------ Exercise input ------

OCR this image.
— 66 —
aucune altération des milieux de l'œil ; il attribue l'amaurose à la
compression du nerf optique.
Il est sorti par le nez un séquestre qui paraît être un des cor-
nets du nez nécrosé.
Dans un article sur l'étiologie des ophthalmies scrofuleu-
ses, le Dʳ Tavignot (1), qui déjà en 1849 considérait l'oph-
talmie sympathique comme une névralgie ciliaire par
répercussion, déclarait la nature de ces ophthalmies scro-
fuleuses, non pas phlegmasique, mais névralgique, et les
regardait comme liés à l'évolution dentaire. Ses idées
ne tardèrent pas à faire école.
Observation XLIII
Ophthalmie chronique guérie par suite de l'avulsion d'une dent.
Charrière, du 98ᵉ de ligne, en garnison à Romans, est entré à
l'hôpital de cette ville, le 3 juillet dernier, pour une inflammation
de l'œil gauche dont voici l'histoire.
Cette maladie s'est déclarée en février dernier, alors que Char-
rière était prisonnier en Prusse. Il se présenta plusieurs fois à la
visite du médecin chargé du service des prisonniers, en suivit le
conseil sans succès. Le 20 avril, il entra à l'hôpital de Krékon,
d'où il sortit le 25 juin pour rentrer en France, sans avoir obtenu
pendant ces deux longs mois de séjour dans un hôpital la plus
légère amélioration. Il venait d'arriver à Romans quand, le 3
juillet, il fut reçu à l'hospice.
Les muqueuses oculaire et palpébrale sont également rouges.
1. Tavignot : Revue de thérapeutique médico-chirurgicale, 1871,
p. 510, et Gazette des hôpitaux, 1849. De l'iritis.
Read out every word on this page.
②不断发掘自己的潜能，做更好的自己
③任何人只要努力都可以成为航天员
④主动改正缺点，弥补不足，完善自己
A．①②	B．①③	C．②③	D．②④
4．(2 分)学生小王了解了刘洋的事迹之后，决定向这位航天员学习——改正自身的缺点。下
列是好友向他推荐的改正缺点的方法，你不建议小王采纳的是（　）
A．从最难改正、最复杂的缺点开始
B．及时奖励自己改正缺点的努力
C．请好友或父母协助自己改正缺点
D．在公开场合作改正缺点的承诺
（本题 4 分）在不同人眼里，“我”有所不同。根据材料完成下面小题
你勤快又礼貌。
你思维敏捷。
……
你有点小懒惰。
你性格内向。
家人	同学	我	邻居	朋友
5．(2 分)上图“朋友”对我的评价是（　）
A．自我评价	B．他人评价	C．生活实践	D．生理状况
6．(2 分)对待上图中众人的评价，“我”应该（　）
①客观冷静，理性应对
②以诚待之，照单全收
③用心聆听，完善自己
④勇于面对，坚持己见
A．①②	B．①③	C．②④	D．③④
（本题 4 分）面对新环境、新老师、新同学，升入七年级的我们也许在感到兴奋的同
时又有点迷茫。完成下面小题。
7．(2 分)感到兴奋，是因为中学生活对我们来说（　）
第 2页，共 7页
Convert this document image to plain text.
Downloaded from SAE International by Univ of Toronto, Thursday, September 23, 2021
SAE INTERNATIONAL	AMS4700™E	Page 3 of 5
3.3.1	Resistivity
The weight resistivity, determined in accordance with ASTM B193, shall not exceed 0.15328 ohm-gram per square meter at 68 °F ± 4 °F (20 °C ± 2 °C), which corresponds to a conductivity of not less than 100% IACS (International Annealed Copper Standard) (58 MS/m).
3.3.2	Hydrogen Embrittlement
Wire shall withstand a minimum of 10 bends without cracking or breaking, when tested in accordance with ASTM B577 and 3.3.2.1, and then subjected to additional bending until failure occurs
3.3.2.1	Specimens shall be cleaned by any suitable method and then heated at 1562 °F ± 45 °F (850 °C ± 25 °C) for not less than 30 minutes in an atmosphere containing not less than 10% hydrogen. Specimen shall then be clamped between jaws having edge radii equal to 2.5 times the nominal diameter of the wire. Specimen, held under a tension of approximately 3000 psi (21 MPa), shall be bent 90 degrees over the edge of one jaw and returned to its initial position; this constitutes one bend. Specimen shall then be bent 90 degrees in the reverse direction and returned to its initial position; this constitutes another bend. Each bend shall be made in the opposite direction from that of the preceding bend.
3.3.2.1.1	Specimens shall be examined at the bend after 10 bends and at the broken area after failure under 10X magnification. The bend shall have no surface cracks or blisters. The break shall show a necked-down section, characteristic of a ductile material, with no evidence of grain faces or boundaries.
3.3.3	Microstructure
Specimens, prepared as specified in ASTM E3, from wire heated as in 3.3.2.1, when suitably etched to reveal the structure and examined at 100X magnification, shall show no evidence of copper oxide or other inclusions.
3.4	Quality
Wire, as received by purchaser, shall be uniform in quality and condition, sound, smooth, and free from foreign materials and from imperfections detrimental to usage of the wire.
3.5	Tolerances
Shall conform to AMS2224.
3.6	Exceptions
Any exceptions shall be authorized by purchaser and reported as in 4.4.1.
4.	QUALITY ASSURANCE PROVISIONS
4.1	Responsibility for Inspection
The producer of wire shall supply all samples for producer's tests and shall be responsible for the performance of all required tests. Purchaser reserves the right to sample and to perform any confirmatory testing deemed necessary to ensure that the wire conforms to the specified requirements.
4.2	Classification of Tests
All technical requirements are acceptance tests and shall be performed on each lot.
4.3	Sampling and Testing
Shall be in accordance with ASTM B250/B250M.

------

Exercise
Go through the material above line by line and copy it exactly.

Reply to the task
OCR this image.
— 66 —
aucune altération des milieux de l'œil ; il attribue l'amaurose à la
compression du nerf optique.
Il est sorti par le nez un séquestre qui paraît être un des cor-
nets du nez nécrosé.
Dans un article sur l'étiologie des ophthalmies scrofuleu-
ses, le Dʳ Tavignot (1), qui déjà en 1849 considérait l'oph-
talmie sympathique comme une névralgie ciliaire par
répercussion, déclarait la nature de ces ophthalmies scro-
fuleuses, non pas phlegmasique, mais névralgique, et les
regardait comme liés à l'évolution dentaire. Ses idées
ne tardèrent pas à faire école.
Observation XLIII
Ophthalmie chronique guérie par suite de l'avulsion d'une dent.
Charrière, du 98ᵉ de ligne, en garnison à Romans, est entré à
l'hôpital de cette ville, le 3 juillet dernier, pour une inflammation
de l'œil gauche dont voici l'histoire.
Cette maladie s'est déclarée en février dernier, alors que Char-
rière était prisonnier en Prusse. Il se présenta plusieurs fois à la
visite du médecin chargé du service des prisonniers, en suivit le
conseil sans succès. Le 20 avril, il entra à l'hôpital de Krékon,
d'où il sortit le 25 juin pour rentrer en France, sans avoir obtenu
pendant ces deux longs mois de séjour dans un hôpital la plus
légère amélioration. Il venait d'arriver à Romans quand, le 3
juillet, il fut reçu à l'hospice.
Les muqueuses oculaire et palpébrale sont également rouges.
1. Tavignot : Revue de thérapeutique médico-chirurgicale, 1871,
p. 510, et Gazette des hôpitaux, 1849. De l'iritis.
Read out every word on this page.
②不断发掘自己的潜能，做更好的自己
③任何人只要努力都可以成为航天员
④主动改正缺点，弥补不足，完善自己
A．①②	B．①③	C．②③	D．②④
4．(2 分)学生小王了解了刘洋的事迹之后，决定向这位航天员学习——改正自身的缺点。下
列是好友向他推荐的改正缺点的方法，你不建议小王采纳的是（　）
A．从最难改正、最复杂的缺点开始
B．及时奖励自己改正缺点的努力
C．请好友或父母协助自己改正缺点
D．在公开场合作改正缺点的承诺
（本题 4 分）在不同人眼里，“我”有所不同。根据材料完成下面小题
你勤快又礼貌。
你思维敏捷。
……
你有点小懒惰。
你性格内向。
家人	同学	我	邻居	朋友
5．(2 分)上图“朋友”对我的评价是（　）
A．自我评价	B．他人评价	C．生活实践	D．生理状况
6．(2 分)对待上图中众人的评价，“我”应该（　）
①客观冷静，理性应对
②以诚待之，照单全收
③用心聆听，完善自己
④勇于面对，坚持己见
A．①②	B．①③	C．②④	D．③④
（本题 4 分）面对新环境、新老师、新同学，升入七年级的我们也许在感到兴奋的同
时又有点迷茫。完成下面小题。
7．(2 分)感到兴奋，是因为中学生活对我们来说（　）
第 2页，共 7页
Convert this document image to plain text.
Downloaded from SAE International by Univ of Toronto, Thursday, September 23, 2021
SAE INTERNATIONAL	AMS4700™E	Page 3 of 5
3.3.1	Resistivity
The weight resistivity, determined in accordance with ASTM B193, shall not exceed 0.15328 ohm-gram per square meter at 68 °F ± 4 °F (20 °C ± 2 °C), which corresponds to a conductivity of not less than 100% IACS (International Annealed Copper Standard) (58 MS/m).
3.3.2	Hydrogen Embrittlement
Wire shall withstand a minimum of 10 bends without cracking or breaking, when tested in accordance with ASTM B577 and 3.3.2.1, and then subjected to additional bending until failure occurs
3.3.2.1	Specimens shall be cleaned by any suitable method and then heated at 1562 °F ± 45 °F (850 °C ± 25 °C) for not less than 30 minutes in an atmosphere containing not less than 10% hydrogen. Specimen shall then be clamped between jaws having edge radii equal to 2.5 times the nominal diameter of the wire. Specimen, held under a tension of approximately 3000 psi (21 MPa), shall be bent 90 degrees over the edge of one jaw and returned to its initial position; this constitutes one bend. Specimen shall then be bent 90 degrees in the reverse direction and returned to its initial position; this constitutes another bend. Each bend shall be made in the opposite direction from that of the preceding bend.
3.3.2.1.1	Specimens shall be examined at the bend after 10 bends and at the broken area after failure under 10X magnification. The bend shall have no surface cracks or blisters. The break shall show a necked-down section, characteristic of a ductile material, with no evidence of grain faces or boundaries.
3.3.3	Microstructure
Specimens, prepared as specified in ASTM E3, from wire heated as in 3.3.2.1, when suitably etched to reveal the structure and examined at 100X magnification, shall show no evidence of copper oxide or other inclusions.
3.4	Quality
Wire, as received by purchaser, shall be uniform in quality and condition, sound, smooth, and free from foreign materials and from imperfections detrimental to usage of the wire.
3.5	Tolerances
Shall conform to AMS2224.
3.6	Exceptions
Any exceptions shall be authorized by purchaser and reported as in 4.4.1.
4.	QUALITY ASSURANCE PROVISIONS
4.1	Responsibility for Inspection
The producer of wire shall supply all samples for producer's tests and shall be responsible for the performance of all required tests. Purchaser reserves the right to sample and to perform any confirmatory testing deemed necessary to ensure that the wire conforms to the specified requirements.
4.2	Classification of Tests
All technical requirements are acceptance tests and shall be performed on each lot.
4.3	Sampling and Testing
Shall be in accordance with ASTM B250/B250M.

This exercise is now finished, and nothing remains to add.